GOAL:
Each record below must be returned exactly as shown.

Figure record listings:
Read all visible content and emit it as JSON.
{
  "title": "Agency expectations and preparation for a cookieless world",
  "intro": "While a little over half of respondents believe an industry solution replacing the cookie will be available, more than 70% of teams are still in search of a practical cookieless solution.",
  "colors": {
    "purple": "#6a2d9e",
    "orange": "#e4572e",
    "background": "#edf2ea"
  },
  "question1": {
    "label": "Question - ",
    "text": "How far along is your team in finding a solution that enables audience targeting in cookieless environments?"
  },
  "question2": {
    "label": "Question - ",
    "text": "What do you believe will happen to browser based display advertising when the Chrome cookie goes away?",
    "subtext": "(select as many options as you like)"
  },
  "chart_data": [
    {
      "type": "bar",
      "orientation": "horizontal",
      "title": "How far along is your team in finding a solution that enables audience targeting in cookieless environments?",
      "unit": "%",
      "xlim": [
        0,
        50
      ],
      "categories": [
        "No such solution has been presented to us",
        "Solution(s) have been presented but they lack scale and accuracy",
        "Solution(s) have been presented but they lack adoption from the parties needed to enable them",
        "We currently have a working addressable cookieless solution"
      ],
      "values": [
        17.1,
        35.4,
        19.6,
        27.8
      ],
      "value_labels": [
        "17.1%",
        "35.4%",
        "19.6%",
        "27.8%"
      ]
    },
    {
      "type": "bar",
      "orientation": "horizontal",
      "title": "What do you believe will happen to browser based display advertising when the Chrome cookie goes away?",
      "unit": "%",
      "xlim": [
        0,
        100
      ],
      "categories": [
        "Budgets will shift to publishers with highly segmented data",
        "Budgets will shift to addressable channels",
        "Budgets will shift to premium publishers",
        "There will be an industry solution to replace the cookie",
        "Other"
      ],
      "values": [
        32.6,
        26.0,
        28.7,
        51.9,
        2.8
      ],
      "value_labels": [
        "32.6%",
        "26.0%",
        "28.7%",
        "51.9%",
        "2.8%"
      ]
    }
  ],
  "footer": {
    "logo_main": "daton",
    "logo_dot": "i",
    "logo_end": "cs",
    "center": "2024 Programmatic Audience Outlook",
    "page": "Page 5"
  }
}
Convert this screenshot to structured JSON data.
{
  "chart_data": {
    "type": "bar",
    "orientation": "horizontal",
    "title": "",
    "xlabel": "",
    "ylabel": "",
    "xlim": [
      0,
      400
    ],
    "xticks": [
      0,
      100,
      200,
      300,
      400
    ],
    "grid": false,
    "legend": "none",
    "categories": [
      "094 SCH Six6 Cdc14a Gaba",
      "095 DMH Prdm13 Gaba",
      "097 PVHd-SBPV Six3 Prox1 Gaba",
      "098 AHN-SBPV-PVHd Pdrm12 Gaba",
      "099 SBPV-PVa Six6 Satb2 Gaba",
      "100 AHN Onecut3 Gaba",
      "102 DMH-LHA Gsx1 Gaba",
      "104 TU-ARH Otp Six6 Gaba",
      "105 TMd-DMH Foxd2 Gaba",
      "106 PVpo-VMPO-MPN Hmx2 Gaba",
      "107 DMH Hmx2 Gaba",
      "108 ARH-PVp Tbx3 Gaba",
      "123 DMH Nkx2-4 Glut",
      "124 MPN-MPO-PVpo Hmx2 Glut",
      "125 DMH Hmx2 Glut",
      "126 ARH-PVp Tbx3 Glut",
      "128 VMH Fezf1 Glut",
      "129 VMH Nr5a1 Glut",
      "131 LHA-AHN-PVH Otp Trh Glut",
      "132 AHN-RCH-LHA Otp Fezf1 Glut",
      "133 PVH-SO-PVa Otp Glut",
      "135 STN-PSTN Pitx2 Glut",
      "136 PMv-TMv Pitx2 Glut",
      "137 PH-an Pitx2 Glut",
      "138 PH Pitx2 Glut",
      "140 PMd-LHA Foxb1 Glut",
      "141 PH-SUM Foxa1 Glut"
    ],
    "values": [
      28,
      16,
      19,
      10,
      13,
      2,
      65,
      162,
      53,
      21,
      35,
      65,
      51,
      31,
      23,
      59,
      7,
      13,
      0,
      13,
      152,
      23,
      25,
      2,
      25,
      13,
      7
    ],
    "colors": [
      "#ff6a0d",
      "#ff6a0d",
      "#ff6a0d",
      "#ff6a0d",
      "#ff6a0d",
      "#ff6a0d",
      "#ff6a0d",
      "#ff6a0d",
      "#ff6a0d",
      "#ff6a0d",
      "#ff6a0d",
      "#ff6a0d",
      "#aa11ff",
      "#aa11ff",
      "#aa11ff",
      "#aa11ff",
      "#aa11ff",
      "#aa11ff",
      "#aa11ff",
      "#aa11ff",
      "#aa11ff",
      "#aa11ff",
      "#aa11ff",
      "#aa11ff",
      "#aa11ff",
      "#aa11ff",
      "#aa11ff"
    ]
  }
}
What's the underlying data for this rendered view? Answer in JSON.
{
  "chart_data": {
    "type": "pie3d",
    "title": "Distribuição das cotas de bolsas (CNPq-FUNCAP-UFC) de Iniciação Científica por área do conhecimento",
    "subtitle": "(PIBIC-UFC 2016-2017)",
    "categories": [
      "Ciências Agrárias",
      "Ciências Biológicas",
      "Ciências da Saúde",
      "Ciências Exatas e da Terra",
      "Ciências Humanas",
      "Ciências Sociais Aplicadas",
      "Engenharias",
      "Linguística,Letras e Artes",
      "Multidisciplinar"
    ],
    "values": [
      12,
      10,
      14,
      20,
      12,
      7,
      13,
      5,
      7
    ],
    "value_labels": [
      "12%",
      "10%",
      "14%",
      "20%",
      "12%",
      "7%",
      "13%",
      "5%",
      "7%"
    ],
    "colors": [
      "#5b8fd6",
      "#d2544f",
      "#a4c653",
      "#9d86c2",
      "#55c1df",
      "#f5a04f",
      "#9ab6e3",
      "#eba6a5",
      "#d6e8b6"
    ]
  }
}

RESULT:
Read all visible content and emit it as JSON.
{
  "title": "Agency expectations and preparation for a cookieless world",
  "intro": "While a little over half of respondents believe an industry solution replacing the cookie will be available, more than 70% of teams are still in search of a practical cookieless solution.",
  "colors": {
    "purple": "#6a2d9e",
    "orange": "#e4572e",
    "background": "#edf2ea"
  },
  "question1": {
    "label": "Question - ",
    "text": "How far along is your team in finding a solution that enables audience targeting in cookieless environments?"
  },
  "question2": {
    "label": "Question - ",
    "text": "What do you believe will happen to browser based display advertising when the Chrome cookie goes away?",
    "subtext": "(select as many options as you like)"
  },
  "chart_data": [
    {
      "type": "bar",
      "orientation": "horizontal",
      "title": "How far along is your team in finding a solution that enables audience targeting in cookieless environments?",
      "unit": "%",
      "xlim": [
        0,
        50
      ],
      "categories": [
        "No such solution has been presented to us",
        "Solution(s) have been presented but they lack scale and accuracy",
        "Solution(s) have been presented but they lack adoption from the parties needed to enable them",
        "We currently have a working addressable cookieless solution"
      ],
      "values": [
        17.1,
        35.4,
        19.6,
        27.8
      ],
      "value_labels": [
        "17.1%",
        "35.4%",
        "19.6%",
        "27.8%"
      ]
    },
    {
      "type": "bar",
      "orientation": "horizontal",
      "title": "What do you believe will happen to browser based display advertising when the Chrome cookie goes away?",
      "unit": "%",
      "xlim": [
        0,
        100
      ],
      "categories": [
        "Budgets will shift to publishers with highly segmented data",
        "Budgets will shift to addressable channels",
        "Budgets will shift to premium publishers",
        "There will be an industry solution to replace the cookie",
        "Other"
      ],
      "values": [
        32.6,
        26.0,
        28.7,
        51.9,
        2.8
      ],
      "value_labels": [
        "32.6%",
        "26.0%",
        "28.7%",
        "51.9%",
        "2.8%"
      ]
    }
  ],
  "footer": {
    "logo_main": "daton",
    "logo_dot": "i",
    "logo_end": "cs",
    "center": "2024 Programmatic Audience Outlook",
    "page": "Page 5"
  }
}
Convert this screenshot to structured JSON data.
{
  "chart_data": {
    "type": "bar",
    "orientation": "horizontal",
    "title": "",
    "xlabel": "",
    "ylabel": "",
    "xlim": [
      0,
      400
    ],
    "xticks": [
      0,
      100,
      200,
      300,
      400
    ],
    "grid": false,
    "legend": "none",
    "categories": [
      "094 SCH Six6 Cdc14a Gaba",
      "095 DMH Prdm13 Gaba",
      "097 PVHd-SBPV Six3 Prox1 Gaba",
      "098 AHN-SBPV-PVHd Pdrm12 Gaba",
      "099 SBPV-PVa Six6 Satb2 Gaba",
      "100 AHN Onecut3 Gaba",
      "102 DMH-LHA Gsx1 Gaba",
      "104 TU-ARH Otp Six6 Gaba",
      "105 TMd-DMH Foxd2 Gaba",
      "106 PVpo-VMPO-MPN Hmx2 Gaba",
      "107 DMH Hmx2 Gaba",
      "108 ARH-PVp Tbx3 Gaba",
      "123 DMH Nkx2-4 Glut",
      "124 MPN-MPO-PVpo Hmx2 Glut",
      "125 DMH Hmx2 Glut",
      "126 ARH-PVp Tbx3 Glut",
      "128 VMH Fezf1 Glut",
      "129 VMH Nr5a1 Glut",
      "131 LHA-AHN-PVH Otp Trh Glut",
      "132 AHN-RCH-LHA Otp Fezf1 Glut",
      "133 PVH-SO-PVa Otp Glut",
      "135 STN-PSTN Pitx2 Glut",
      "136 PMv-TMv Pitx2 Glut",
      "137 PH-an Pitx2 Glut",
      "138 PH Pitx2 Glut",
      "140 PMd-LHA Foxb1 Glut",
      "141 PH-SUM Foxa1 Glut"
    ],
    "values": [
      28,
      16,
      19,
      10,
      13,
      2,
      65,
      162,
      53,
      21,
      35,
      65,
      51,
      31,
      23,
      59,
      7,
      13,
      0,
      13,
      152,
      23,
      25,
      2,
      25,
      13,
      7
    ],
    "colors": [
      "#ff6a0d",
      "#ff6a0d",
      "#ff6a0d",
      "#ff6a0d",
      "#ff6a0d",
      "#ff6a0d",
      "#ff6a0d",
      "#ff6a0d",
      "#ff6a0d",
      "#ff6a0d",
      "#ff6a0d",
      "#ff6a0d",
      "#aa11ff",
      "#aa11ff",
      "#aa11ff",
      "#aa11ff",
      "#aa11ff",
      "#aa11ff",
      "#aa11ff",
      "#aa11ff",
      "#aa11ff",
      "#aa11ff",
      "#aa11ff",
      "#aa11ff",
      "#aa11ff",
      "#aa11ff",
      "#aa11ff"
    ]
  }
}
What's the underlying data for this rendered view? Answer in JSON.
{
  "chart_data": {
    "type": "pie3d",
    "title": "Distribuição das cotas de bolsas (CNPq-FUNCAP-UFC) de Iniciação Científica por área do conhecimento",
    "subtitle": "(PIBIC-UFC 2016-2017)",
    "categories": [
      "Ciências Agrárias",
      "Ciências Biológicas",
      "Ciências da Saúde",
      "Ciências Exatas e da Terra",
      "Ciências Humanas",
      "Ciências Sociais Aplicadas",
      "Engenharias",
      "Linguística,Letras e Artes",
      "Multidisciplinar"
    ],
    "values": [
      12,
      10,
      14,
      20,
      12,
      7,
      13,
      5,
      7
    ],
    "value_labels": [
      "12%",
      "10%",
      "14%",
      "20%",
      "12%",
      "7%",
      "13%",
      "5%",
      "7%"
    ],
    "colors": [
      "#5b8fd6",
      "#d2544f",
      "#a4c653",
      "#9d86c2",
      "#55c1df",
      "#f5a04f",
      "#9ab6e3",
      "#eba6a5",
      "#d6e8b6"
    ]
  }
}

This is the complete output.